- _Required task_
Will you output the entries below exactly, skipping every image they contain?

- _Supplied entries_
-- START --
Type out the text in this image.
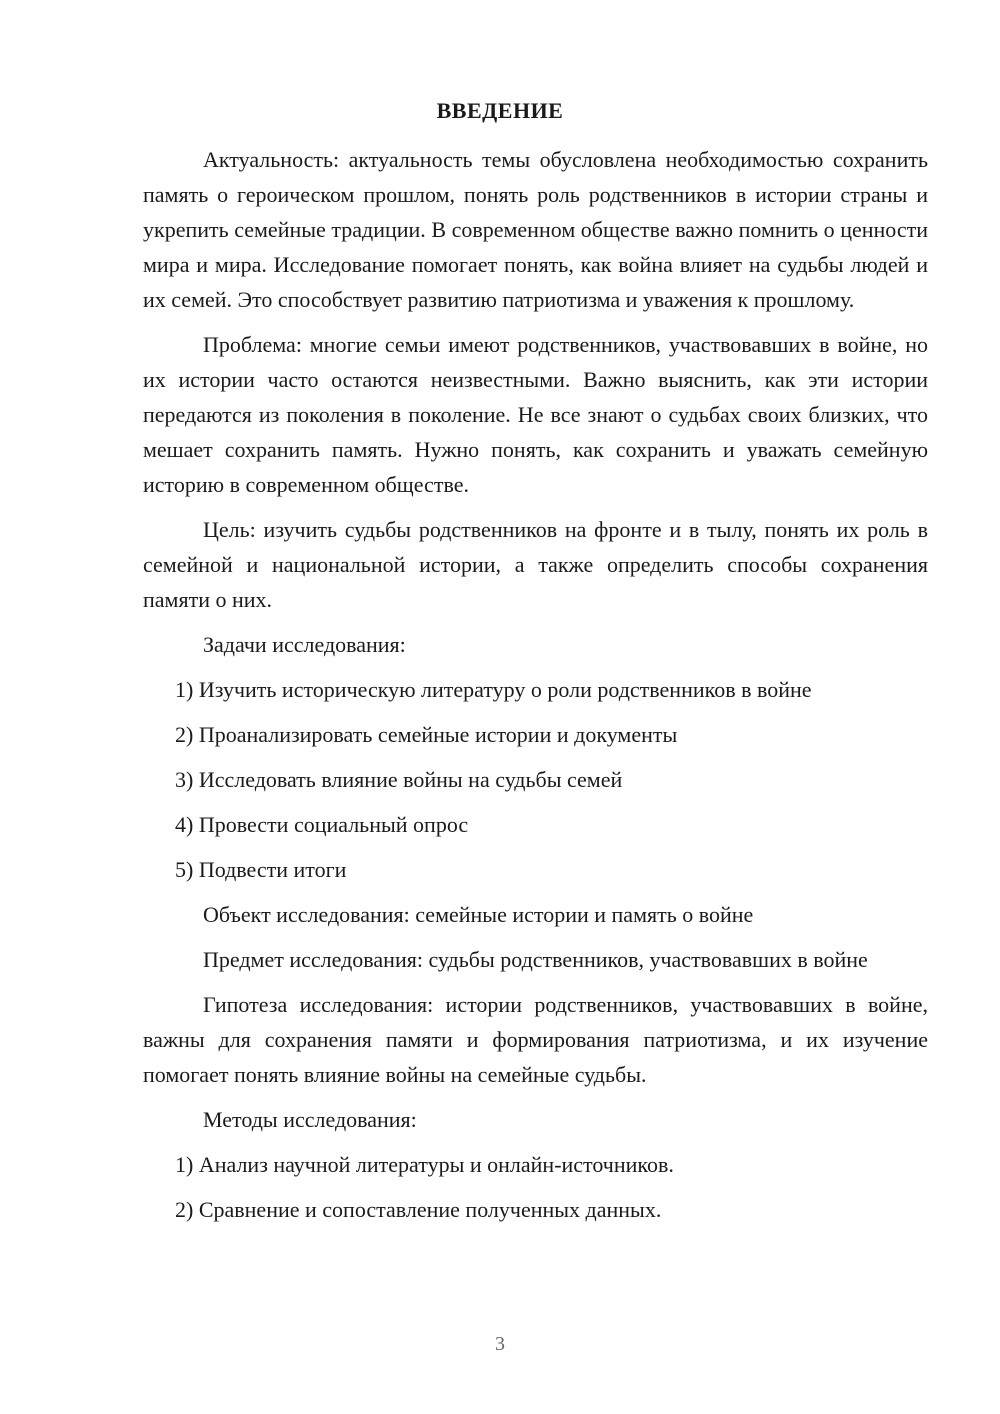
ВВЕДЕНИЕ

Актуальность: актуальность темы обусловлена необходимостью сохранить память о героическом прошлом, понять роль родственников в истории страны и укрепить семейные традиции. В современном обществе важно помнить о ценности мира и мира. Исследование помогает понять, как война влияет на судьбы людей и их семей. Это способствует развитию патриотизма и уважения к прошлому.

Проблема: многие семьи имеют родственников, участвовавших в войне, но их истории часто остаются неизвестными. Важно выяснить, как эти истории передаются из поколения в поколение. Не все знают о судьбах своих близких, что мешает сохранить память. Нужно понять, как сохранить и уважать семейную историю в современном обществе.

Цель: изучить судьбы родственников на фронте и в тылу, понять их роль в семейной и национальной истории, а также определить способы сохранения памяти о них.

Задачи исследования:

1) Изучить историческую литературу о роли родственников в войне

2) Проанализировать семейные истории и документы

3) Исследовать влияние войны на судьбы семей

4) Провести социальный опрос

5) Подвести итоги

Объект исследования: семейные истории и память о войне

Предмет исследования: судьбы родственников, участвовавших в войне

Гипотеза исследования: истории родственников, участвовавших в войне, важны для сохранения памяти и формирования патриотизма, и их изучение помогает понять влияние войны на семейные судьбы.

Методы исследования:

1) Анализ научной литературы и онлайн-источников.

2) Сравнение и сопоставление полученных данных.

3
-- END --
- _Task response_
Type out the text in this image.
ВВЕДЕНИЕ

Актуальность: актуальность темы обусловлена необходимостью сохранить память о героическом прошлом, понять роль родственников в истории страны и укрепить семейные традиции. В современном обществе важно помнить о ценности мира и мира. Исследование помогает понять, как война влияет на судьбы людей и их семей. Это способствует развитию патриотизма и уважения к прошлому.

Проблема: многие семьи имеют родственников, участвовавших в войне, но их истории часто остаются неизвестными. Важно выяснить, как эти истории передаются из поколения в поколение. Не все знают о судьбах своих близких, что мешает сохранить память. Нужно понять, как сохранить и уважать семейную историю в современном обществе.

Цель: изучить судьбы родственников на фронте и в тылу, понять их роль в семейной и национальной истории, а также определить способы сохранения памяти о них.

Задачи исследования:

1) Изучить историческую литературу о роли родственников в войне

2) Проанализировать семейные истории и документы

3) Исследовать влияние войны на судьбы семей

4) Провести социальный опрос

5) Подвести итоги

Объект исследования: семейные истории и память о войне

Предмет исследования: судьбы родственников, участвовавших в войне

Гипотеза исследования: истории родственников, участвовавших в войне, важны для сохранения памяти и формирования патриотизма, и их изучение помогает понять влияние войны на семейные судьбы.

Методы исследования:

1) Анализ научной литературы и онлайн-источников.

2) Сравнение и сопоставление полученных данных.

3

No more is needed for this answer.